# Instruction
Only the pictures stay out; every record is to be quoted exactly.
──────── Material provided
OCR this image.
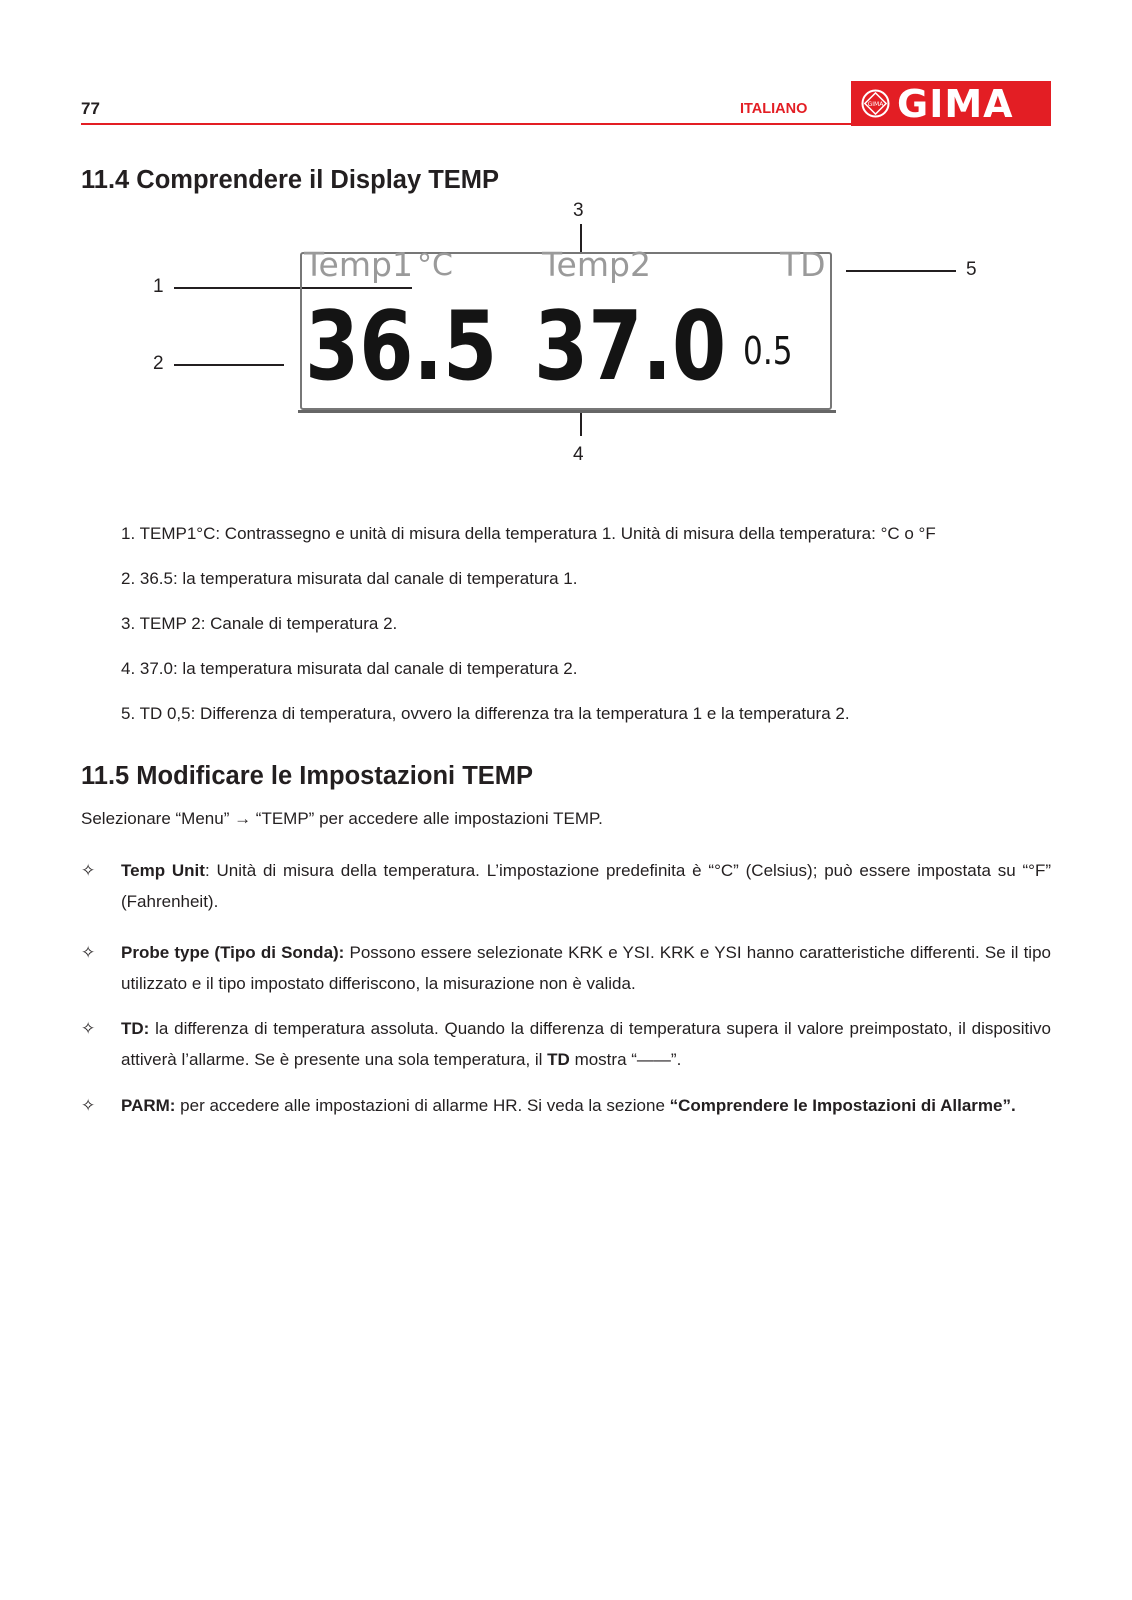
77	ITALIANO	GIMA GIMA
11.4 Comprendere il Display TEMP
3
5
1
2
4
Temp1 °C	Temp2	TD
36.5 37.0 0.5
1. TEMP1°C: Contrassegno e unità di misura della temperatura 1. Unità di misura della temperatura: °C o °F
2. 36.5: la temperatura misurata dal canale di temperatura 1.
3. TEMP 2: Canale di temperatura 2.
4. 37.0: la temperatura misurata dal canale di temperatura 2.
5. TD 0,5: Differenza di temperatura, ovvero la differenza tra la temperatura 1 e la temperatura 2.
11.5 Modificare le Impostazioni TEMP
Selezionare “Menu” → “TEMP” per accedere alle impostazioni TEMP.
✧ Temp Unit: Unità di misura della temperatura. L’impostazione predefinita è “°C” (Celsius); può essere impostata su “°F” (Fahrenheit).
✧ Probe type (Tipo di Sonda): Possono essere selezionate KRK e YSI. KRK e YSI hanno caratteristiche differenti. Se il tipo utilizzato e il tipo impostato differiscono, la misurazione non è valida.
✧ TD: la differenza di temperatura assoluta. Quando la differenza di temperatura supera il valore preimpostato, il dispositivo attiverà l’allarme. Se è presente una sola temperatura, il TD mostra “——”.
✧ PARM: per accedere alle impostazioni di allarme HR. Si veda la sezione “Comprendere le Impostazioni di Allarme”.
────────────────
# Solution to this task
OCR this image.
77	ITALIANO	GIMA GIMA
11.4 Comprendere il Display TEMP
3
5
1
2
4
Temp1 °C	Temp2	TD
36.5 37.0 0.5
1. TEMP1°C: Contrassegno e unità di misura della temperatura 1. Unità di misura della temperatura: °C o °F
2. 36.5: la temperatura misurata dal canale di temperatura 1.
3. TEMP 2: Canale di temperatura 2.
4. 37.0: la temperatura misurata dal canale di temperatura 2.
5. TD 0,5: Differenza di temperatura, ovvero la differenza tra la temperatura 1 e la temperatura 2.
11.5 Modificare le Impostazioni TEMP
Selezionare “Menu” → “TEMP” per accedere alle impostazioni TEMP.
✧ Temp Unit: Unità di misura della temperatura. L’impostazione predefinita è “°C” (Celsius); può essere impostata su “°F” (Fahrenheit).
✧ Probe type (Tipo di Sonda): Possono essere selezionate KRK e YSI. KRK e YSI hanno caratteristiche differenti. Se il tipo utilizzato e il tipo impostato differiscono, la misurazione non è valida.
✧ TD: la differenza di temperatura assoluta. Quando la differenza di temperatura supera il valore preimpostato, il dispositivo attiverà l’allarme. Se è presente una sola temperatura, il TD mostra “——”.
✧ PARM: per accedere alle impostazioni di allarme HR. Si veda la sezione “Comprendere le Impostazioni di Allarme”.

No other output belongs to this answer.